• WORK INSTRUCTIONS
Copy out the lines that have "order" in them.

────────────────

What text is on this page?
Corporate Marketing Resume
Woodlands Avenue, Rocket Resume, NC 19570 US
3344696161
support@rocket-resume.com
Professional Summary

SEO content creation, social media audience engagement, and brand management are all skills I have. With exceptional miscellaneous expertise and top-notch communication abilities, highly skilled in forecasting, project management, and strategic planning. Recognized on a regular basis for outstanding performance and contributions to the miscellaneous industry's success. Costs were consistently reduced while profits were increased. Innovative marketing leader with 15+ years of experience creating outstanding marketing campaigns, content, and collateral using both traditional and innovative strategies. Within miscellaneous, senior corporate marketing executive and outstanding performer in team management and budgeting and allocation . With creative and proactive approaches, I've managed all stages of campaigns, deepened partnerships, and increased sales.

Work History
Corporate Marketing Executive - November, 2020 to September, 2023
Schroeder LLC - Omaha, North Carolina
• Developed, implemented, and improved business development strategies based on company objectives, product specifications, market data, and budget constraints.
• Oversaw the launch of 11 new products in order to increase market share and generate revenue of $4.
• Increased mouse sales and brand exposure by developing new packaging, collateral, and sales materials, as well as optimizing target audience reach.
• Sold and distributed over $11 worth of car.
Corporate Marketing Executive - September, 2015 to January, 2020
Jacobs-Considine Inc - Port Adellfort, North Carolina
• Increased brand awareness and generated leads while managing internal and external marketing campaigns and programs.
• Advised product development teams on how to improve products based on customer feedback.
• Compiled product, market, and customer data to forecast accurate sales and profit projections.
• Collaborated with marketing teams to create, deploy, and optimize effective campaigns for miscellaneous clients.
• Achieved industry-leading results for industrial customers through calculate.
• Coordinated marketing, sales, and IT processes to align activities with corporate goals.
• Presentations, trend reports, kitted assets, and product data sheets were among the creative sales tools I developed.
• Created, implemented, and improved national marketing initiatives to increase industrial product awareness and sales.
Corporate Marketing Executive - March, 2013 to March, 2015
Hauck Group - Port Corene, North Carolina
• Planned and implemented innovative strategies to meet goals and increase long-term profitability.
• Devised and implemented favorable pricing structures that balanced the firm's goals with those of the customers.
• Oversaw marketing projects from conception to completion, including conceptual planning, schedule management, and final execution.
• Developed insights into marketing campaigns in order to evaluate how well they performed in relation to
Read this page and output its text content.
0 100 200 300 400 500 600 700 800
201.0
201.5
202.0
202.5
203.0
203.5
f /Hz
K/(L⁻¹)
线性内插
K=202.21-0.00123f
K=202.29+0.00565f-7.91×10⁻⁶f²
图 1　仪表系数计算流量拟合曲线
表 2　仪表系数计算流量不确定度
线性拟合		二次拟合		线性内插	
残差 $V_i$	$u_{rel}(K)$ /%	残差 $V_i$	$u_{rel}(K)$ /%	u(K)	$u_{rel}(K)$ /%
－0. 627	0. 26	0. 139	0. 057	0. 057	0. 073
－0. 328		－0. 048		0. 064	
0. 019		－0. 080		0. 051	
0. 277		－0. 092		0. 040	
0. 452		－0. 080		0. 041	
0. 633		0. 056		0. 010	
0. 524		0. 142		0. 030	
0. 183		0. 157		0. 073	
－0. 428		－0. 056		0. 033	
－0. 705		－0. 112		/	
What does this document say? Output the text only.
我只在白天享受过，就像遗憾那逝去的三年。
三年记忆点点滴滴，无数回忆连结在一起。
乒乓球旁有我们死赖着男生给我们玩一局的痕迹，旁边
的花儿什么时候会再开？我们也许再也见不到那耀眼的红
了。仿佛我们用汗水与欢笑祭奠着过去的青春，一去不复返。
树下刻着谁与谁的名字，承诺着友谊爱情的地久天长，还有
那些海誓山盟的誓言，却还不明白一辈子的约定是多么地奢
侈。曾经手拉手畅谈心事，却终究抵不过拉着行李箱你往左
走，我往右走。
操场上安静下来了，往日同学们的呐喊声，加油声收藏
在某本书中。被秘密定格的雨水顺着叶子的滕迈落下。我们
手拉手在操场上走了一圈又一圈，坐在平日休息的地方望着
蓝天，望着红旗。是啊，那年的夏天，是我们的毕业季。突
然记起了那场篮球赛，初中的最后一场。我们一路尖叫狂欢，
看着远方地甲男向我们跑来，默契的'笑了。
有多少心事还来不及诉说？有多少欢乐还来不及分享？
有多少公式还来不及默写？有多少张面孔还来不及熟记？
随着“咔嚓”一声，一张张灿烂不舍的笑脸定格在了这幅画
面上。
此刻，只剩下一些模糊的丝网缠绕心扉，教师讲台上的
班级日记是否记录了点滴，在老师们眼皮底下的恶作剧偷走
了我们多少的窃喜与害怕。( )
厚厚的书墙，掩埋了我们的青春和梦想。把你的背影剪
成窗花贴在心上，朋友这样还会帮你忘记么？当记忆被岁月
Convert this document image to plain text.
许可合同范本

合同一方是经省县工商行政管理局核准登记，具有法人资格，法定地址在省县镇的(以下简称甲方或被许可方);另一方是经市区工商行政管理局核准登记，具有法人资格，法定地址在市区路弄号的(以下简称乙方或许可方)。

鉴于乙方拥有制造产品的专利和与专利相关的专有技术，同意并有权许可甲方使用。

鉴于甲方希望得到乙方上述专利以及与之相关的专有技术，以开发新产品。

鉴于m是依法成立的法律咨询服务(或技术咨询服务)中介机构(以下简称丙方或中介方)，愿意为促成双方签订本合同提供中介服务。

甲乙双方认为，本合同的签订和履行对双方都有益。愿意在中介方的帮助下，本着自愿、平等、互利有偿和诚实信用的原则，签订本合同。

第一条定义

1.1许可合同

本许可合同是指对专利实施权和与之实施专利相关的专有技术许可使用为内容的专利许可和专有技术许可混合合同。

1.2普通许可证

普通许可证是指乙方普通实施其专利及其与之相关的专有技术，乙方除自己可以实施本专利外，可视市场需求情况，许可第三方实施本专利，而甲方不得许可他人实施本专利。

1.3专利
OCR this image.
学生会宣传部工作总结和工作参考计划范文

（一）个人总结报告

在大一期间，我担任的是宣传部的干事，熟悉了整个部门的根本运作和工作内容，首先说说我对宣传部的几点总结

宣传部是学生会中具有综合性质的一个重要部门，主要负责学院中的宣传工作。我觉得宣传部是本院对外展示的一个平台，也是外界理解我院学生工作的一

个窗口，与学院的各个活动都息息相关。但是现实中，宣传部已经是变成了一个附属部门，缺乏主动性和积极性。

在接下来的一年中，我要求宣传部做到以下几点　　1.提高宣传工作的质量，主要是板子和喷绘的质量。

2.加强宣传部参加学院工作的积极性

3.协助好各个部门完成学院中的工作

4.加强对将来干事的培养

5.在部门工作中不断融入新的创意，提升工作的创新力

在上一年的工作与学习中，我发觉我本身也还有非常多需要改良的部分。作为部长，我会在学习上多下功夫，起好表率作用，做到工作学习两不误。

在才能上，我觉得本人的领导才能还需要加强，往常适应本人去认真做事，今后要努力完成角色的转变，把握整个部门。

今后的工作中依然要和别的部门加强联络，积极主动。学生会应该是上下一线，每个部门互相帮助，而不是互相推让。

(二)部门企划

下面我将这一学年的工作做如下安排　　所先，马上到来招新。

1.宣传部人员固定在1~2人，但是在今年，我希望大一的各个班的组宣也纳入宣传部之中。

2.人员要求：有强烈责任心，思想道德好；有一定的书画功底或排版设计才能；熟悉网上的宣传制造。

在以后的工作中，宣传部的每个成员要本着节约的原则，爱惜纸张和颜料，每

────────────────

• TASK ANSWER
• Oversaw the launch of 11 new products in order to increase market share and generate revenue of $4.
• Developed insights into marketing campaigns in order to evaluate how well they performed in relation to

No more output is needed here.